## Entries supplied
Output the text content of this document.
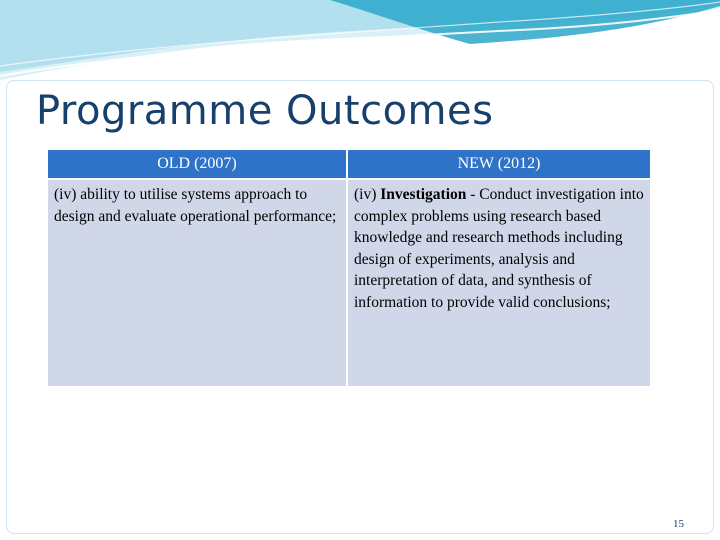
Programme Outcomes
OLD (2007)	NEW (2012)
(iv) ability to utilise systems approach to design and evaluate operational performance;	(iv) Investigation - Conduct investigation into complex problems using research based knowledge and research methods including design of experiments, analysis and interpretation of data, and synthesis of information to provide valid conclusions;
15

## Problem details
Transcribe the records word for word and include no pictures.

## Result
Output the text content of this document.
Programme Outcomes
OLD (2007)	NEW (2012)
(iv) ability to utilise systems approach to design and evaluate operational performance;	(iv) Investigation - Conduct investigation into complex problems using research based knowledge and research methods including design of experiments, analysis and interpretation of data, and synthesis of information to provide valid conclusions;
15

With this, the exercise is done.